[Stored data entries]

==*==

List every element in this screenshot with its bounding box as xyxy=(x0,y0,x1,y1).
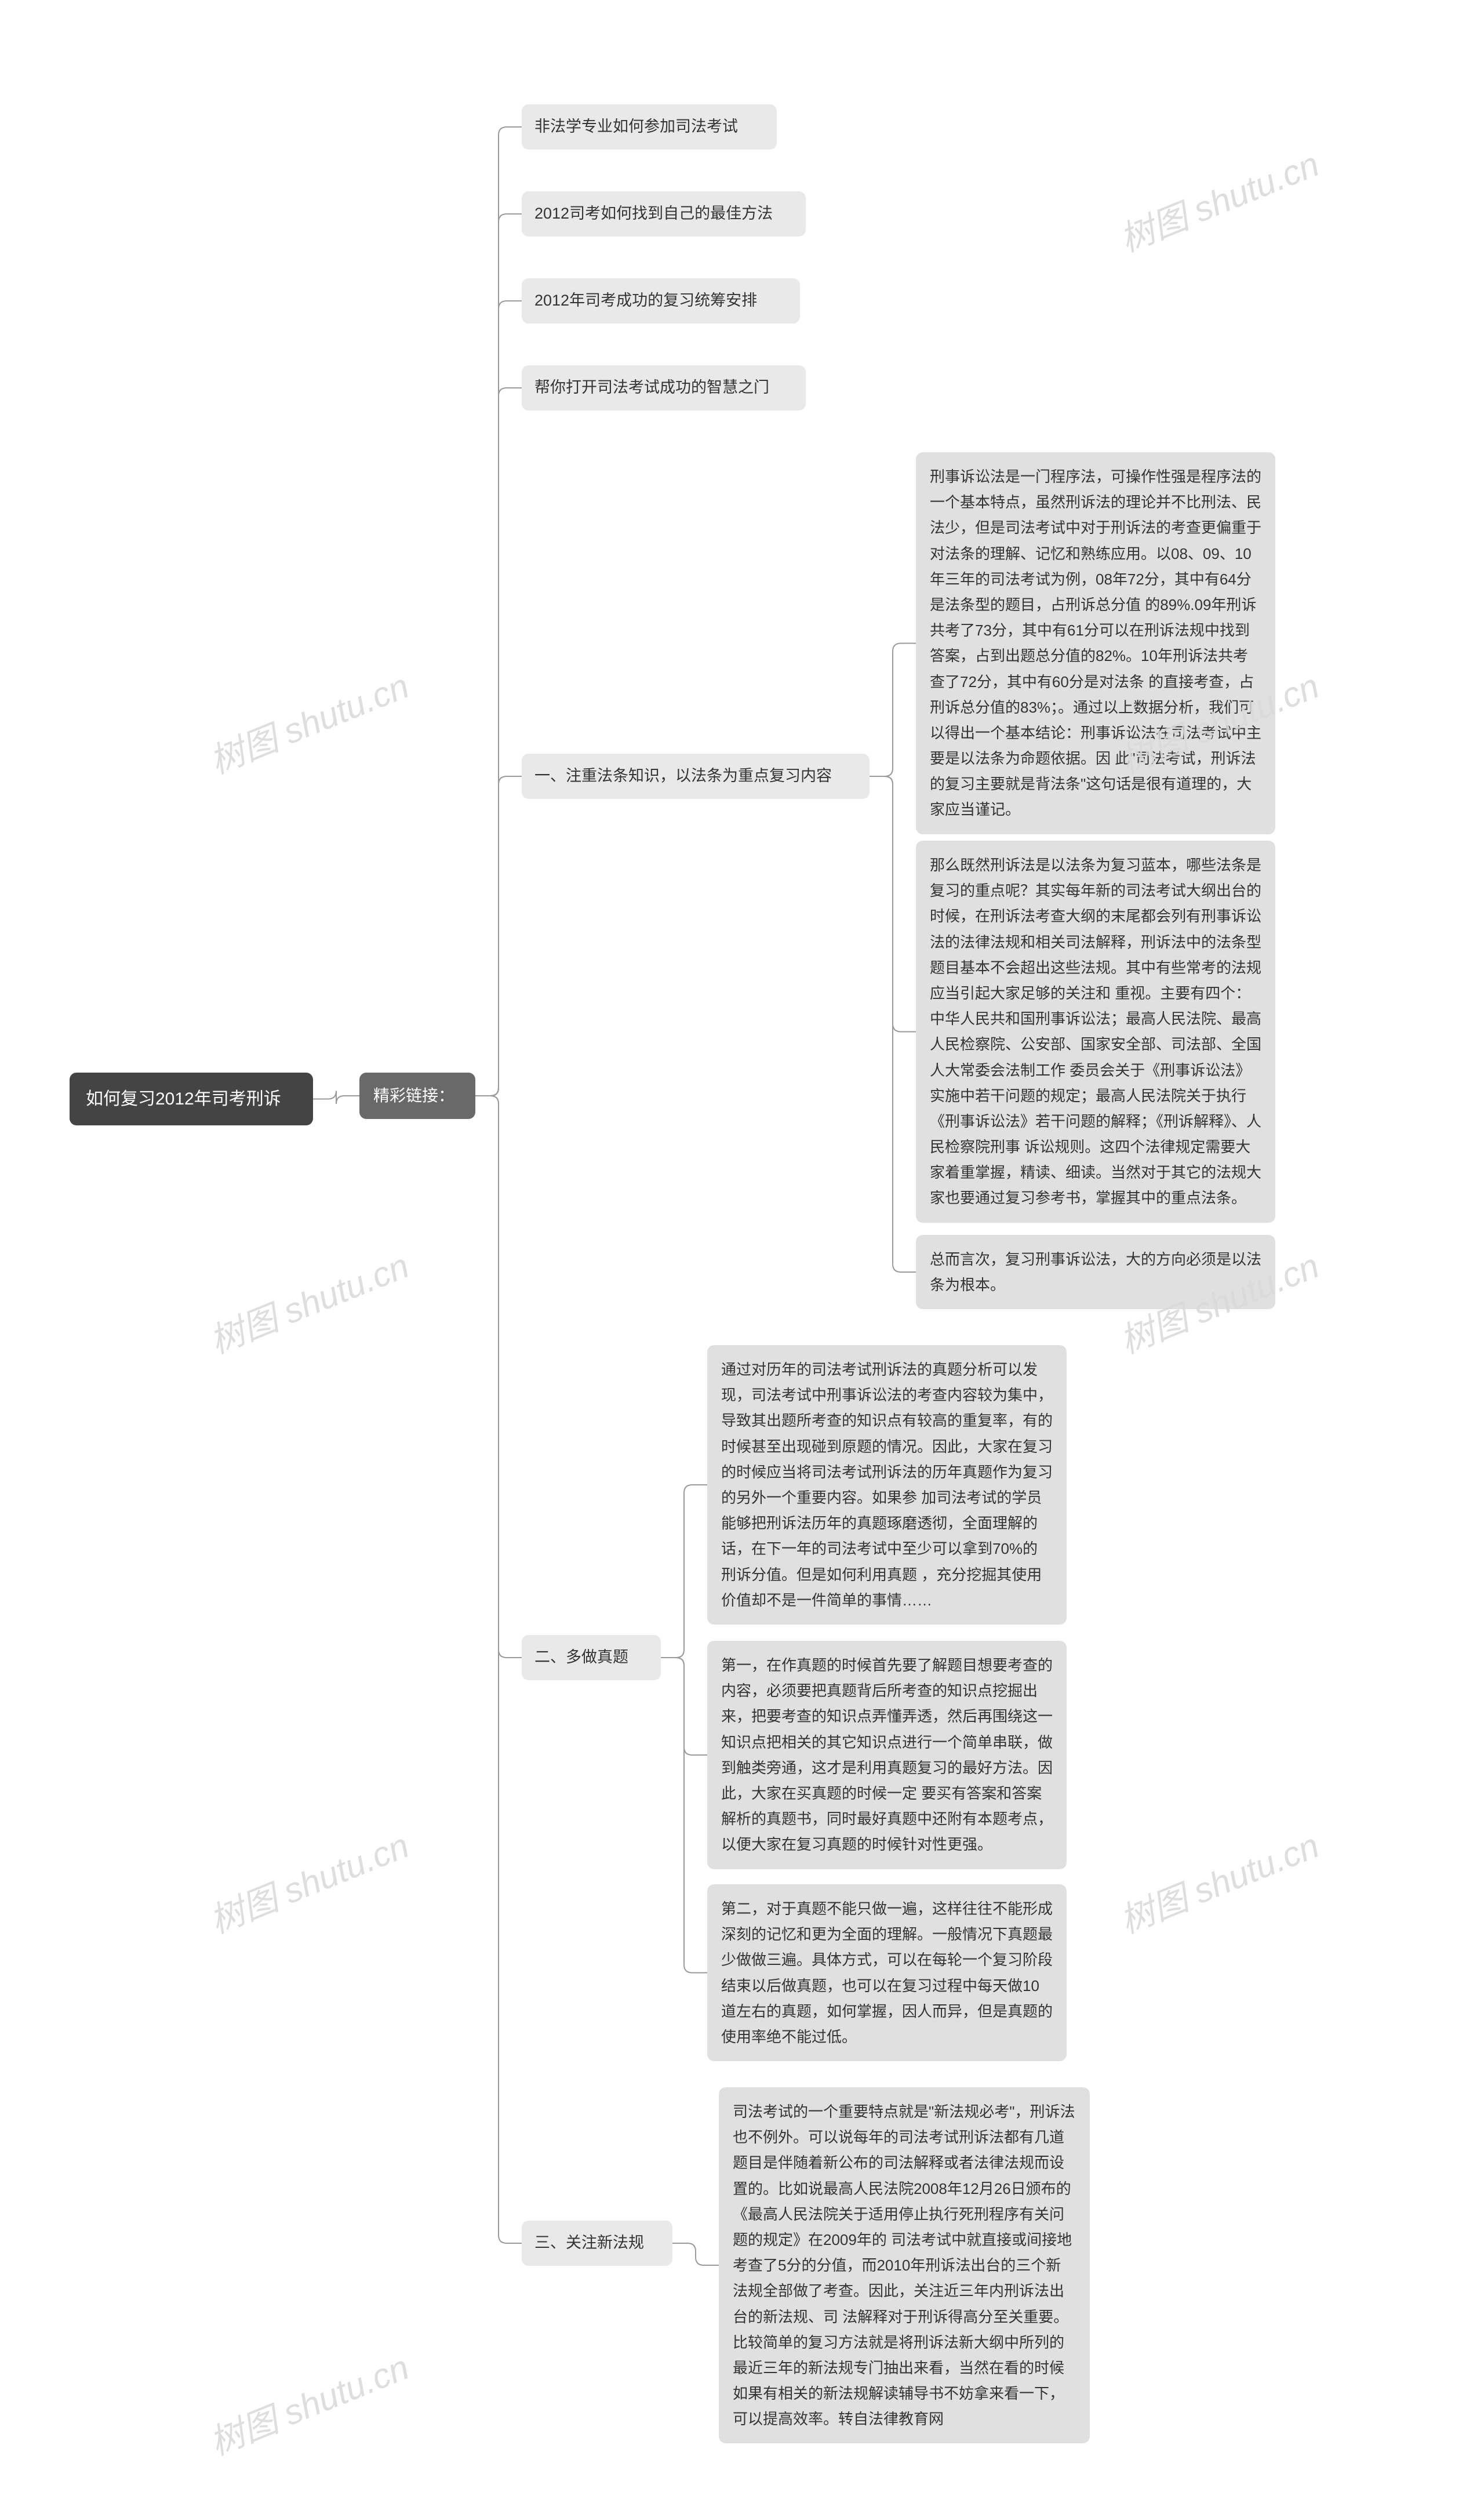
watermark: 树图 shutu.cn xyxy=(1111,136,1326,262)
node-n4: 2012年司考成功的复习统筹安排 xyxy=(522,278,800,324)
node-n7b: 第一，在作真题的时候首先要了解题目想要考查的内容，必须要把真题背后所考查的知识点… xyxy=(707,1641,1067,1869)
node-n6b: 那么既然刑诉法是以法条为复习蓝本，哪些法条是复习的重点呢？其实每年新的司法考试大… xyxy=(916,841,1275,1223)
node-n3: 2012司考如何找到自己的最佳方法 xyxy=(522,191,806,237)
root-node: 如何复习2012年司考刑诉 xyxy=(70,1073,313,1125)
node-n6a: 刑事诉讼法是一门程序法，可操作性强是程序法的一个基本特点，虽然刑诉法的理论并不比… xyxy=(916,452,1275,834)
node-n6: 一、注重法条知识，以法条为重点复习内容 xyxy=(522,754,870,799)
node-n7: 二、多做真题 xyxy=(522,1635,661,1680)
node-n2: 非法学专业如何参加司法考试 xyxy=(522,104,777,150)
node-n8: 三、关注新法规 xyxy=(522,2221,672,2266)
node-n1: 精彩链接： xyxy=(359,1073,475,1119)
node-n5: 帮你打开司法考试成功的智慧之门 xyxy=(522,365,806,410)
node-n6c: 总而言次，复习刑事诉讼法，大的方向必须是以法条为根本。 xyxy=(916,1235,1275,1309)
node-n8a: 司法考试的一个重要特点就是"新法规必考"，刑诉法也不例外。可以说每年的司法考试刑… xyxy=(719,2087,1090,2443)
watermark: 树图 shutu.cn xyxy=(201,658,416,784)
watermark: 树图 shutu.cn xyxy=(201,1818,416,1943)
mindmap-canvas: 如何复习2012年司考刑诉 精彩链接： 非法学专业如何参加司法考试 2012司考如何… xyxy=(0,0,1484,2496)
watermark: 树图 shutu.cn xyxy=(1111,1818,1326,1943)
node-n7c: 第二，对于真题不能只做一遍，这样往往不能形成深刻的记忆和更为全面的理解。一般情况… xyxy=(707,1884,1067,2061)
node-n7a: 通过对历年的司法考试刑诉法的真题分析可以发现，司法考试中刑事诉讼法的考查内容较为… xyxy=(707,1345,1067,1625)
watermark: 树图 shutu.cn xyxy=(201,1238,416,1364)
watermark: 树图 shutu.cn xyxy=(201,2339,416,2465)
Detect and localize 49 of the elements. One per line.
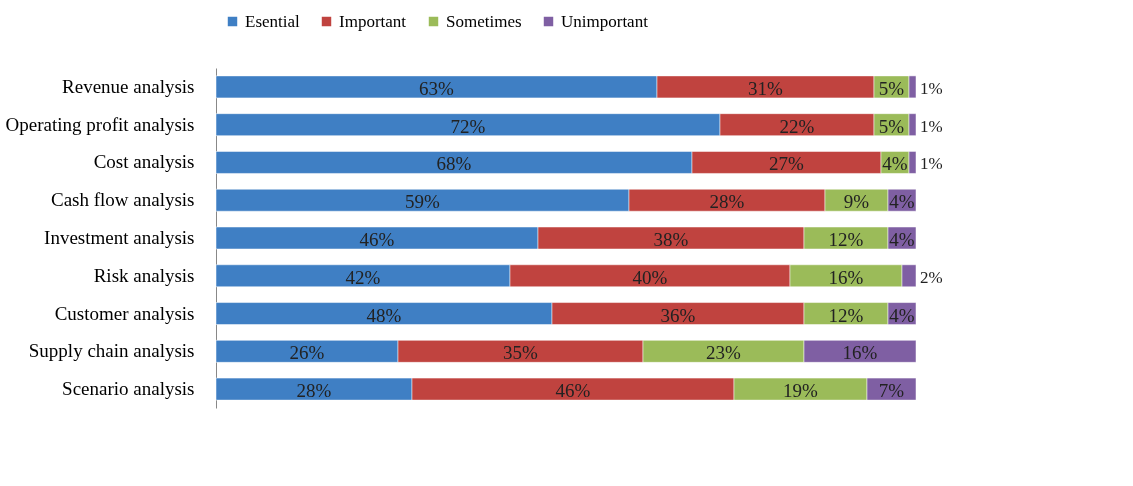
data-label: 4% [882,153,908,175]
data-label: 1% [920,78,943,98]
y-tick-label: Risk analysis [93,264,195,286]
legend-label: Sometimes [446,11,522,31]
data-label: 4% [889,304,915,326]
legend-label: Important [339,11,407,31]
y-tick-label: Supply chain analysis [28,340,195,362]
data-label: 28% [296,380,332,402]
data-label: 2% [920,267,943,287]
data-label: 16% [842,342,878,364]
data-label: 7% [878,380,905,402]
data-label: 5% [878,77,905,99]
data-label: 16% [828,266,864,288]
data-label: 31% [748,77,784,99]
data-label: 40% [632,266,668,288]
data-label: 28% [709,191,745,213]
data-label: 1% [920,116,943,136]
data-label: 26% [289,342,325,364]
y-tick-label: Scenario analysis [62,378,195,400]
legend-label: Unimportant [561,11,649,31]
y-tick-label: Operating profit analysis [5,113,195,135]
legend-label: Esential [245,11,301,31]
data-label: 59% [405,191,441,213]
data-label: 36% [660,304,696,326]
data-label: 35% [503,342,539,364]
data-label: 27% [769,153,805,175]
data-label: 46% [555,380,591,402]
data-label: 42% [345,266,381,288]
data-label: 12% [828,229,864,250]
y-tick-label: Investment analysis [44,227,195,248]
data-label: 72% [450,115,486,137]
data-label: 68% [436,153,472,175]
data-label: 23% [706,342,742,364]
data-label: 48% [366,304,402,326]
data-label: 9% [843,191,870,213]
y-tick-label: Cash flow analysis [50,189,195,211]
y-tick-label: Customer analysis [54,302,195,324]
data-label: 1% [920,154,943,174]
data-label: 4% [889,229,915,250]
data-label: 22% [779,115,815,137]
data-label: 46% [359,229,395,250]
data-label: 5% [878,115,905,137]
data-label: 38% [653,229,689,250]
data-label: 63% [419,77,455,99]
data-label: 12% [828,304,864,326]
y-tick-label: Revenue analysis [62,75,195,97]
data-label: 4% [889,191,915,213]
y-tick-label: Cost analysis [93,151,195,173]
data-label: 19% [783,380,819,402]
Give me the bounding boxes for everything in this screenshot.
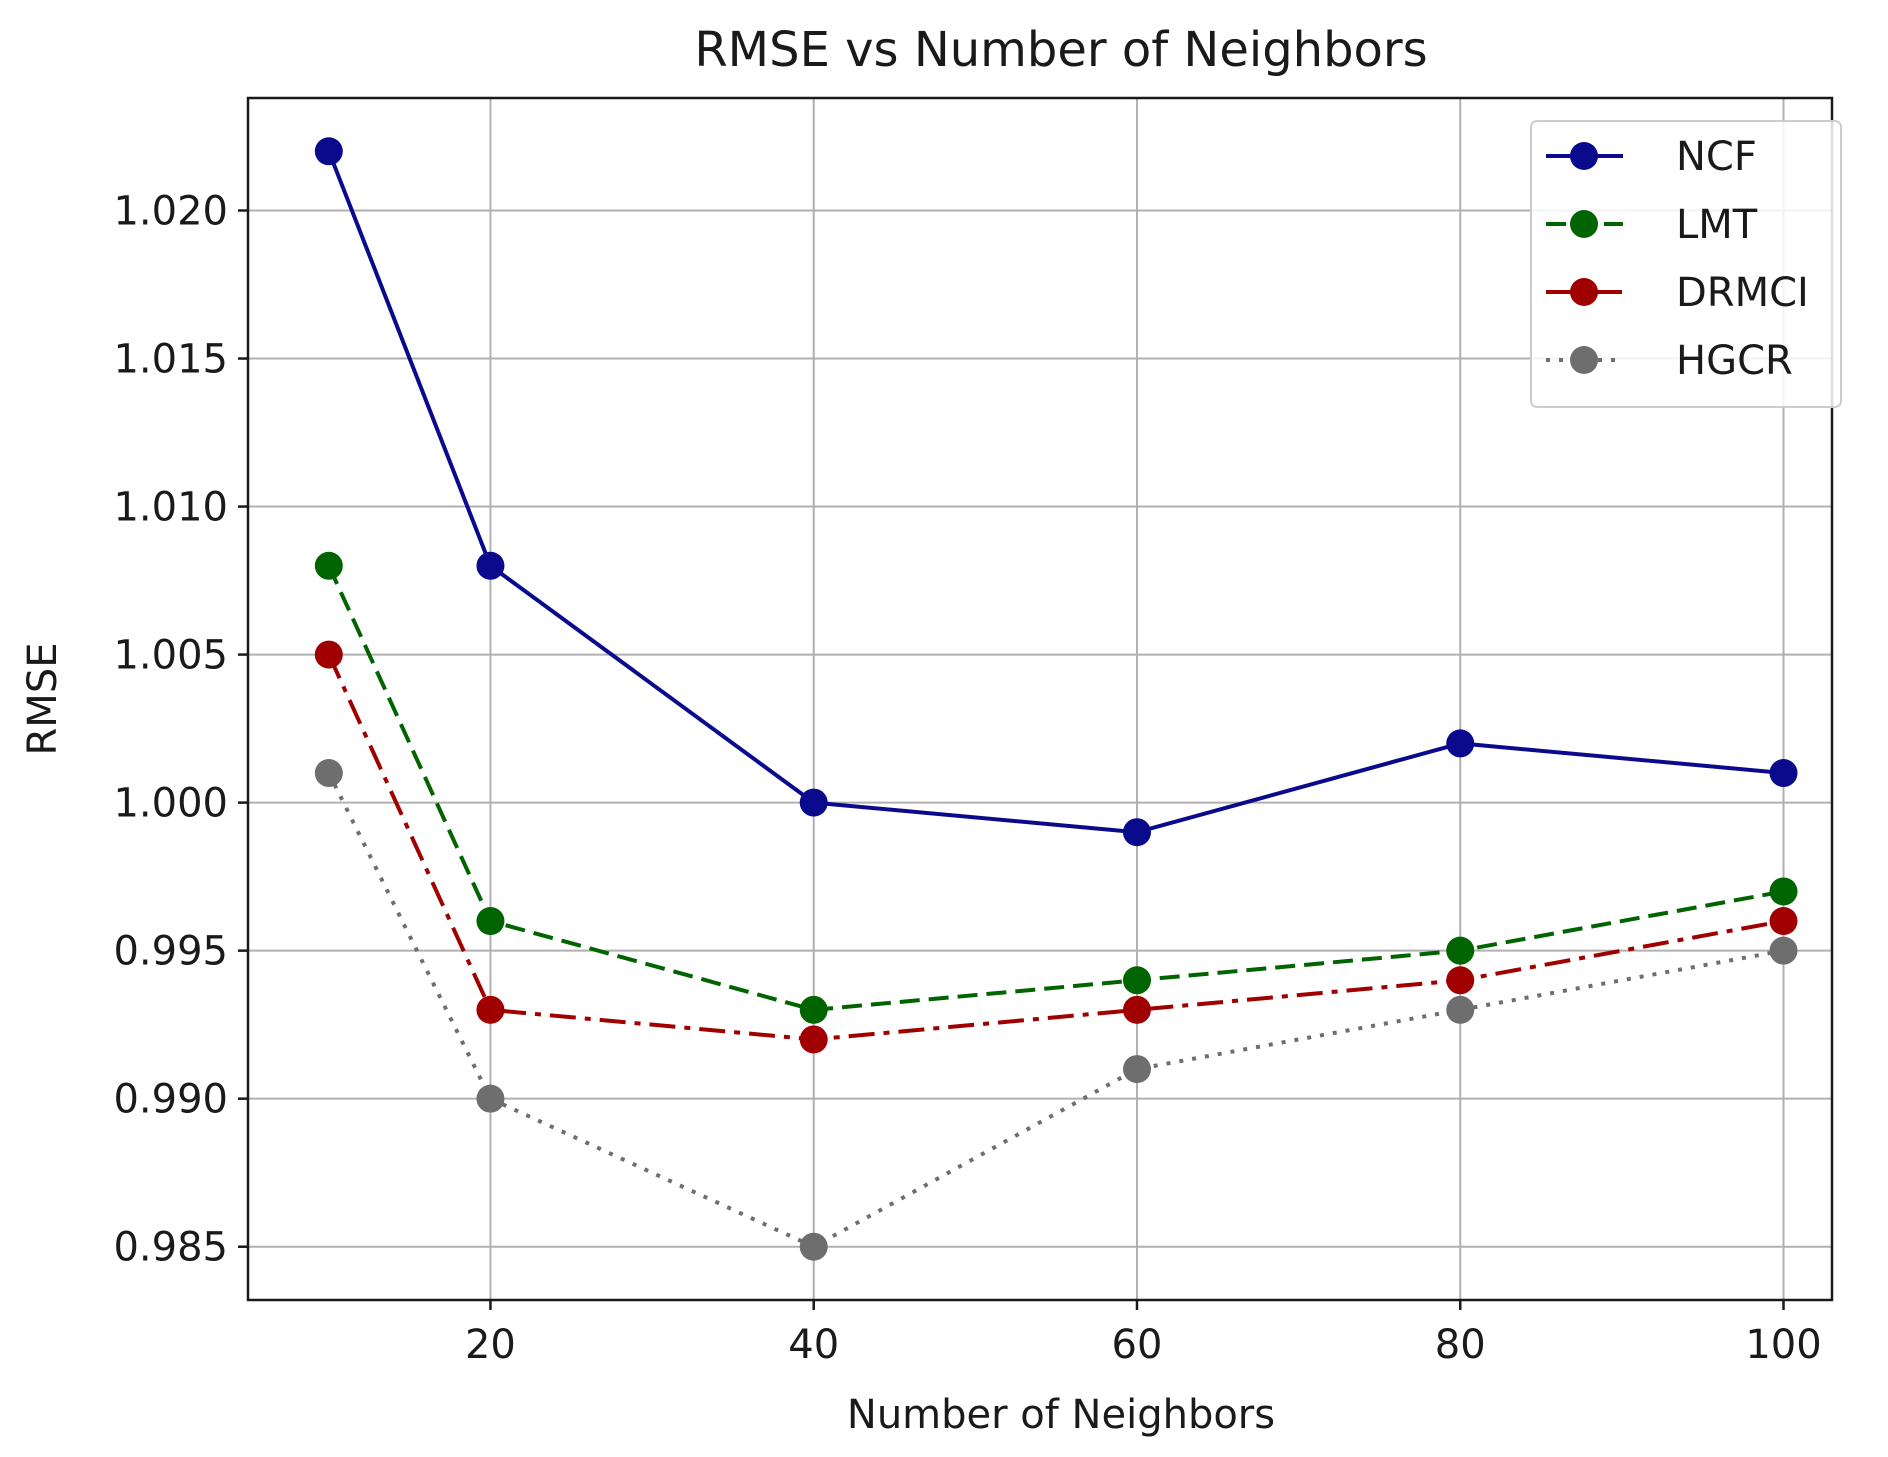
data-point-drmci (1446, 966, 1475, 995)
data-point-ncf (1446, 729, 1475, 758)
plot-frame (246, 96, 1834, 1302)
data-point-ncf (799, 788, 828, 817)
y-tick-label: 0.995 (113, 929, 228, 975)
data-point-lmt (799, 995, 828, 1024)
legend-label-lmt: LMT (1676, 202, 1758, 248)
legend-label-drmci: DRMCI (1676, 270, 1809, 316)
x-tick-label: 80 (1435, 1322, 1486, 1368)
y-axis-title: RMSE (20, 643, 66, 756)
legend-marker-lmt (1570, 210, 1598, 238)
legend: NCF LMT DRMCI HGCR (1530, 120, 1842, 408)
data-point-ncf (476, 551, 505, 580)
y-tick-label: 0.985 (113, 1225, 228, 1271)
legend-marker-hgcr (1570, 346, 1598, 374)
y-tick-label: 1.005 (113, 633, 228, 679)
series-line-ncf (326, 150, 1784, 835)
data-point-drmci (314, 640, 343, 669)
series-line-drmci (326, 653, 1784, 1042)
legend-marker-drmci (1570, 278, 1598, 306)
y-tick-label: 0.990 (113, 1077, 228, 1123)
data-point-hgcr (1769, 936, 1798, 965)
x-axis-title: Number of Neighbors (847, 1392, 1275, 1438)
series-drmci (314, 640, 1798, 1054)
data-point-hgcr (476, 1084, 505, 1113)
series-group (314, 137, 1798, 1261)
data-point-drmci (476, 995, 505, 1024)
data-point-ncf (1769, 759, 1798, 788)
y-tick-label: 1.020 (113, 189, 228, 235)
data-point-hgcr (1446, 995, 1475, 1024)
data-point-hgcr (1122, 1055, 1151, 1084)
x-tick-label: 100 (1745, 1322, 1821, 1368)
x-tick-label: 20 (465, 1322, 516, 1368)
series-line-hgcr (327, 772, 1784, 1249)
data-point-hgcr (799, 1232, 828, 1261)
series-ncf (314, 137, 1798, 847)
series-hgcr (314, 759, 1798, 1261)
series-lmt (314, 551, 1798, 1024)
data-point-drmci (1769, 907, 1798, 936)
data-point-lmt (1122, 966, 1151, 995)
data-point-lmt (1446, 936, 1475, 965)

==*==

# [YOUR GOAL]
Please copy out the rows above word for word, starting at the first one and going on through the line with "Detect and localize", and leave out the pictures.

# [SOLUTION FOR THIS TASK]
List every element in this screenshot with its bounding box as xyxy=(x0,y0,x1,y1).
watermark: 树图 shutu.cn xyxy=(1111,136,1326,262)
node-n4: 2012年司考成功的复习统筹安排 xyxy=(522,278,800,324)
node-n7b: 第一，在作真题的时候首先要了解题目想要考查的内容，必须要把真题背后所考查的知识点… xyxy=(707,1641,1067,1869)
node-n6b: 那么既然刑诉法是以法条为复习蓝本，哪些法条是复习的重点呢？其实每年新的司法考试大… xyxy=(916,841,1275,1223)
node-n3: 2012司考如何找到自己的最佳方法 xyxy=(522,191,806,237)
root-node: 如何复习2012年司考刑诉 xyxy=(70,1073,313,1125)
node-n6a: 刑事诉讼法是一门程序法，可操作性强是程序法的一个基本特点，虽然刑诉法的理论并不比… xyxy=(916,452,1275,834)
node-n6: 一、注重法条知识，以法条为重点复习内容 xyxy=(522,754,870,799)
node-n7: 二、多做真题 xyxy=(522,1635,661,1680)
node-n2: 非法学专业如何参加司法考试 xyxy=(522,104,777,150)
node-n8: 三、关注新法规 xyxy=(522,2221,672,2266)
node-n1: 精彩链接： xyxy=(359,1073,475,1119)
node-n5: 帮你打开司法考试成功的智慧之门 xyxy=(522,365,806,410)
node-n6c: 总而言次，复习刑事诉讼法，大的方向必须是以法条为根本。 xyxy=(916,1235,1275,1309)
node-n8a: 司法考试的一个重要特点就是"新法规必考"，刑诉法也不例外。可以说每年的司法考试刑… xyxy=(719,2087,1090,2443)
watermark: 树图 shutu.cn xyxy=(201,658,416,784)
watermark: 树图 shutu.cn xyxy=(201,1818,416,1943)
mindmap-canvas: 如何复习2012年司考刑诉 精彩链接： 非法学专业如何参加司法考试 2012司考如何… xyxy=(0,0,1484,2496)
watermark: 树图 shutu.cn xyxy=(1111,1818,1326,1943)
node-n7c: 第二，对于真题不能只做一遍，这样往往不能形成深刻的记忆和更为全面的理解。一般情况… xyxy=(707,1884,1067,2061)
node-n7a: 通过对历年的司法考试刑诉法的真题分析可以发现，司法考试中刑事诉讼法的考查内容较为… xyxy=(707,1345,1067,1625)
watermark: 树图 shutu.cn xyxy=(201,1238,416,1364)
watermark: 树图 shutu.cn xyxy=(201,2339,416,2465)
Detect and localize 49 of the elements. One per line.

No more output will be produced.